» **DESCRIPTION OF THE TASK**
Go through the entries below and write each one out exactly.

» **EXTRACTED ENTRIES**
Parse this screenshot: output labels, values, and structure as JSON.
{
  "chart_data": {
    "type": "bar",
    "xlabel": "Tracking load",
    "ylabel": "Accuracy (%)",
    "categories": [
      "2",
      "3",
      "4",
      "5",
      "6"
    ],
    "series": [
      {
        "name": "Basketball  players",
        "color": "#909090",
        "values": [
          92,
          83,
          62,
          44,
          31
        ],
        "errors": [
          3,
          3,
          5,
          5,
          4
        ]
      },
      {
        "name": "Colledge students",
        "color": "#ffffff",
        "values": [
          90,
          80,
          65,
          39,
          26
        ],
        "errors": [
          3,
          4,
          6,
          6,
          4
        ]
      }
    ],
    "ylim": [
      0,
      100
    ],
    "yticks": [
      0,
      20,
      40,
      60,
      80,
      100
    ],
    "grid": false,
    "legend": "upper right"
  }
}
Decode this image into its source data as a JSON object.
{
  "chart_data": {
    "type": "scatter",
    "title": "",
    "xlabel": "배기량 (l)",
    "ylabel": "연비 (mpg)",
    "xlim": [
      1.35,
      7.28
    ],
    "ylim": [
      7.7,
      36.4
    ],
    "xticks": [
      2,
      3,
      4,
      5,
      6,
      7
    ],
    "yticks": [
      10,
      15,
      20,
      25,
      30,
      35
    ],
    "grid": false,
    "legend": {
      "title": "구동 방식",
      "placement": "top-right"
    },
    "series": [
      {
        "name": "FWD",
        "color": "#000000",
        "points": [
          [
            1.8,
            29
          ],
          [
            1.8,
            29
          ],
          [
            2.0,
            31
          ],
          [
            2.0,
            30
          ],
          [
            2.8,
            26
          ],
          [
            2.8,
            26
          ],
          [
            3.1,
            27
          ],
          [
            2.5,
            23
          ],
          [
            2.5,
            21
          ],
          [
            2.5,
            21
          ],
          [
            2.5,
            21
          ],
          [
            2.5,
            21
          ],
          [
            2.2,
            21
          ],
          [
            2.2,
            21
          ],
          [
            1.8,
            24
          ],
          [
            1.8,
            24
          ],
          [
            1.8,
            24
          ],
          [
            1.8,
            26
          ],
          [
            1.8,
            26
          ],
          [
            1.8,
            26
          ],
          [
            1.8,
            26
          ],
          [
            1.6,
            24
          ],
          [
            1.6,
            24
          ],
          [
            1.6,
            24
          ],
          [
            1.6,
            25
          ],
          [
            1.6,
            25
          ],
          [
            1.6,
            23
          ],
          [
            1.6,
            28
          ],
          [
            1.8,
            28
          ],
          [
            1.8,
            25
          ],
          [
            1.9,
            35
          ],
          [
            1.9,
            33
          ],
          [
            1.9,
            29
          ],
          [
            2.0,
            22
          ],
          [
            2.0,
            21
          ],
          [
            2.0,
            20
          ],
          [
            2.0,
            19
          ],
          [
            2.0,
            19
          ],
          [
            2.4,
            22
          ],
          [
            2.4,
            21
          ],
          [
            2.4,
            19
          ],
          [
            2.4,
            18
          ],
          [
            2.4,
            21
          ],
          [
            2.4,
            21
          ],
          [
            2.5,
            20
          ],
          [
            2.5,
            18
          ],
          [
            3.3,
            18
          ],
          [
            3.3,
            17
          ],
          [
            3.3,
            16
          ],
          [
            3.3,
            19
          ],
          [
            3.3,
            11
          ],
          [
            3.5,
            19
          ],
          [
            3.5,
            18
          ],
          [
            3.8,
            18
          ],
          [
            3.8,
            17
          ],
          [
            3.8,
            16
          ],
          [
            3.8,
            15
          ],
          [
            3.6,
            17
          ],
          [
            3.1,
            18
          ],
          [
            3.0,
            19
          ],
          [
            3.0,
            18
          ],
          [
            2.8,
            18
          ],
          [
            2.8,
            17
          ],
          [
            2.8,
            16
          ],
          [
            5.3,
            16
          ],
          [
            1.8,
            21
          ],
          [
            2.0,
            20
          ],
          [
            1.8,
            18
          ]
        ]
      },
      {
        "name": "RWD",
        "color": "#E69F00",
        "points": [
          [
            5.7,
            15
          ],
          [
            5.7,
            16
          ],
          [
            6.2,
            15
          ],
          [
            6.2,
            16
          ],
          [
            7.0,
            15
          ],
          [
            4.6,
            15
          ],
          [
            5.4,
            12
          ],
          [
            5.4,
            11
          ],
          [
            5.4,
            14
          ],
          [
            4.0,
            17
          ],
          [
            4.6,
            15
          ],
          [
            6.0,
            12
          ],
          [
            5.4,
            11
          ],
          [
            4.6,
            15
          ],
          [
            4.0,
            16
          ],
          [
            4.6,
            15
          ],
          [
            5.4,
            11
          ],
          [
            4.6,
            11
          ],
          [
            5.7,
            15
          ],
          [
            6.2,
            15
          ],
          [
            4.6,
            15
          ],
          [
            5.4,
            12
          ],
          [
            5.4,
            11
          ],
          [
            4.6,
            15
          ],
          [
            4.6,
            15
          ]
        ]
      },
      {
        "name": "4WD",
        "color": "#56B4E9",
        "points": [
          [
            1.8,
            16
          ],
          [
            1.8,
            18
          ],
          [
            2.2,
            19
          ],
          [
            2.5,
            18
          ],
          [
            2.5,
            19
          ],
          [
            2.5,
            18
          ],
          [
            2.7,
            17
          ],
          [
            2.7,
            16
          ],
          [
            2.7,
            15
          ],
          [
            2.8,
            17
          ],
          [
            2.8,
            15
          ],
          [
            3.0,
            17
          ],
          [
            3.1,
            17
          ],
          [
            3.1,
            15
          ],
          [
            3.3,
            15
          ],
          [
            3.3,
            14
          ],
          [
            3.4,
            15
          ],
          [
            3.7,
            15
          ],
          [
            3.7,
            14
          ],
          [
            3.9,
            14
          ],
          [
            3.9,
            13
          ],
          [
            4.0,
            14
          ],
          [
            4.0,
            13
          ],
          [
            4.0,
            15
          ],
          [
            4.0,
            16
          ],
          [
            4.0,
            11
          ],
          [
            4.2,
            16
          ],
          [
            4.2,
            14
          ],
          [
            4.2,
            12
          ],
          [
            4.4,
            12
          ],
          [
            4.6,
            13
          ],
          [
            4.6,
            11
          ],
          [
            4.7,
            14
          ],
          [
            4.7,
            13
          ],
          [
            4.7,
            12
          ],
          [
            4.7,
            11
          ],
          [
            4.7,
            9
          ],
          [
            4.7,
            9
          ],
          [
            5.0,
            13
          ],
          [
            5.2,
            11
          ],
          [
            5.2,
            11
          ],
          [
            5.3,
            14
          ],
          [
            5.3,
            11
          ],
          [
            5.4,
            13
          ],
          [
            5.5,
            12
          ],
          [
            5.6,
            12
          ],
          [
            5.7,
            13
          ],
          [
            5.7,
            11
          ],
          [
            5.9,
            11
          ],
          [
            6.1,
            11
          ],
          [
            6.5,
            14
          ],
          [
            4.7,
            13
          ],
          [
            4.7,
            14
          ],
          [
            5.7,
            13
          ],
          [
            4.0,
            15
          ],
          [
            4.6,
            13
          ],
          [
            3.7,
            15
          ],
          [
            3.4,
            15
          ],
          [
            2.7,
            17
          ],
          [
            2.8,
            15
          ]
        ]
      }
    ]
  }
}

» **WORKED ANSWER**
Parse this screenshot: output labels, values, and structure as JSON.
{
  "chart_data": {
    "type": "bar",
    "xlabel": "Tracking load",
    "ylabel": "Accuracy (%)",
    "categories": [
      "2",
      "3",
      "4",
      "5",
      "6"
    ],
    "series": [
      {
        "name": "Basketball  players",
        "color": "#909090",
        "values": [
          92,
          83,
          62,
          44,
          31
        ],
        "errors": [
          3,
          3,
          5,
          5,
          4
        ]
      },
      {
        "name": "Colledge students",
        "color": "#ffffff",
        "values": [
          90,
          80,
          65,
          39,
          26
        ],
        "errors": [
          3,
          4,
          6,
          6,
          4
        ]
      }
    ],
    "ylim": [
      0,
      100
    ],
    "yticks": [
      0,
      20,
      40,
      60,
      80,
      100
    ],
    "grid": false,
    "legend": "upper right"
  }
}
Decode this image into its source data as a JSON object.
{
  "chart_data": {
    "type": "scatter",
    "title": "",
    "xlabel": "배기량 (l)",
    "ylabel": "연비 (mpg)",
    "xlim": [
      1.35,
      7.28
    ],
    "ylim": [
      7.7,
      36.4
    ],
    "xticks": [
      2,
      3,
      4,
      5,
      6,
      7
    ],
    "yticks": [
      10,
      15,
      20,
      25,
      30,
      35
    ],
    "grid": false,
    "legend": {
      "title": "구동 방식",
      "placement": "top-right"
    },
    "series": [
      {
        "name": "FWD",
        "color": "#000000",
        "points": [
          [
            1.8,
            29
          ],
          [
            1.8,
            29
          ],
          [
            2.0,
            31
          ],
          [
            2.0,
            30
          ],
          [
            2.8,
            26
          ],
          [
            2.8,
            26
          ],
          [
            3.1,
            27
          ],
          [
            2.5,
            23
          ],
          [
            2.5,
            21
          ],
          [
            2.5,
            21
          ],
          [
            2.5,
            21
          ],
          [
            2.5,
            21
          ],
          [
            2.2,
            21
          ],
          [
            2.2,
            21
          ],
          [
            1.8,
            24
          ],
          [
            1.8,
            24
          ],
          [
            1.8,
            24
          ],
          [
            1.8,
            26
          ],
          [
            1.8,
            26
          ],
          [
            1.8,
            26
          ],
          [
            1.8,
            26
          ],
          [
            1.6,
            24
          ],
          [
            1.6,
            24
          ],
          [
            1.6,
            24
          ],
          [
            1.6,
            25
          ],
          [
            1.6,
            25
          ],
          [
            1.6,
            23
          ],
          [
            1.6,
            28
          ],
          [
            1.8,
            28
          ],
          [
            1.8,
            25
          ],
          [
            1.9,
            35
          ],
          [
            1.9,
            33
          ],
          [
            1.9,
            29
          ],
          [
            2.0,
            22
          ],
          [
            2.0,
            21
          ],
          [
            2.0,
            20
          ],
          [
            2.0,
            19
          ],
          [
            2.0,
            19
          ],
          [
            2.4,
            22
          ],
          [
            2.4,
            21
          ],
          [
            2.4,
            19
          ],
          [
            2.4,
            18
          ],
          [
            2.4,
            21
          ],
          [
            2.4,
            21
          ],
          [
            2.5,
            20
          ],
          [
            2.5,
            18
          ],
          [
            3.3,
            18
          ],
          [
            3.3,
            17
          ],
          [
            3.3,
            16
          ],
          [
            3.3,
            19
          ],
          [
            3.3,
            11
          ],
          [
            3.5,
            19
          ],
          [
            3.5,
            18
          ],
          [
            3.8,
            18
          ],
          [
            3.8,
            17
          ],
          [
            3.8,
            16
          ],
          [
            3.8,
            15
          ],
          [
            3.6,
            17
          ],
          [
            3.1,
            18
          ],
          [
            3.0,
            19
          ],
          [
            3.0,
            18
          ],
          [
            2.8,
            18
          ],
          [
            2.8,
            17
          ],
          [
            2.8,
            16
          ],
          [
            5.3,
            16
          ],
          [
            1.8,
            21
          ],
          [
            2.0,
            20
          ],
          [
            1.8,
            18
          ]
        ]
      },
      {
        "name": "RWD",
        "color": "#E69F00",
        "points": [
          [
            5.7,
            15
          ],
          [
            5.7,
            16
          ],
          [
            6.2,
            15
          ],
          [
            6.2,
            16
          ],
          [
            7.0,
            15
          ],
          [
            4.6,
            15
          ],
          [
            5.4,
            12
          ],
          [
            5.4,
            11
          ],
          [
            5.4,
            14
          ],
          [
            4.0,
            17
          ],
          [
            4.6,
            15
          ],
          [
            6.0,
            12
          ],
          [
            5.4,
            11
          ],
          [
            4.6,
            15
          ],
          [
            4.0,
            16
          ],
          [
            4.6,
            15
          ],
          [
            5.4,
            11
          ],
          [
            4.6,
            11
          ],
          [
            5.7,
            15
          ],
          [
            6.2,
            15
          ],
          [
            4.6,
            15
          ],
          [
            5.4,
            12
          ],
          [
            5.4,
            11
          ],
          [
            4.6,
            15
          ],
          [
            4.6,
            15
          ]
        ]
      },
      {
        "name": "4WD",
        "color": "#56B4E9",
        "points": [
          [
            1.8,
            16
          ],
          [
            1.8,
            18
          ],
          [
            2.2,
            19
          ],
          [
            2.5,
            18
          ],
          [
            2.5,
            19
          ],
          [
            2.5,
            18
          ],
          [
            2.7,
            17
          ],
          [
            2.7,
            16
          ],
          [
            2.7,
            15
          ],
          [
            2.8,
            17
          ],
          [
            2.8,
            15
          ],
          [
            3.0,
            17
          ],
          [
            3.1,
            17
          ],
          [
            3.1,
            15
          ],
          [
            3.3,
            15
          ],
          [
            3.3,
            14
          ],
          [
            3.4,
            15
          ],
          [
            3.7,
            15
          ],
          [
            3.7,
            14
          ],
          [
            3.9,
            14
          ],
          [
            3.9,
            13
          ],
          [
            4.0,
            14
          ],
          [
            4.0,
            13
          ],
          [
            4.0,
            15
          ],
          [
            4.0,
            16
          ],
          [
            4.0,
            11
          ],
          [
            4.2,
            16
          ],
          [
            4.2,
            14
          ],
          [
            4.2,
            12
          ],
          [
            4.4,
            12
          ],
          [
            4.6,
            13
          ],
          [
            4.6,
            11
          ],
          [
            4.7,
            14
          ],
          [
            4.7,
            13
          ],
          [
            4.7,
            12
          ],
          [
            4.7,
            11
          ],
          [
            4.7,
            9
          ],
          [
            4.7,
            9
          ],
          [
            5.0,
            13
          ],
          [
            5.2,
            11
          ],
          [
            5.2,
            11
          ],
          [
            5.3,
            14
          ],
          [
            5.3,
            11
          ],
          [
            5.4,
            13
          ],
          [
            5.5,
            12
          ],
          [
            5.6,
            12
          ],
          [
            5.7,
            13
          ],
          [
            5.7,
            11
          ],
          [
            5.9,
            11
          ],
          [
            6.1,
            11
          ],
          [
            6.5,
            14
          ],
          [
            4.7,
            13
          ],
          [
            4.7,
            14
          ],
          [
            5.7,
            13
          ],
          [
            4.0,
            15
          ],
          [
            4.6,
            13
          ],
          [
            3.7,
            15
          ],
          [
            3.4,
            15
          ],
          [
            2.7,
            17
          ],
          [
            2.8,
            15
          ]
        ]
      }
    ]
  }
}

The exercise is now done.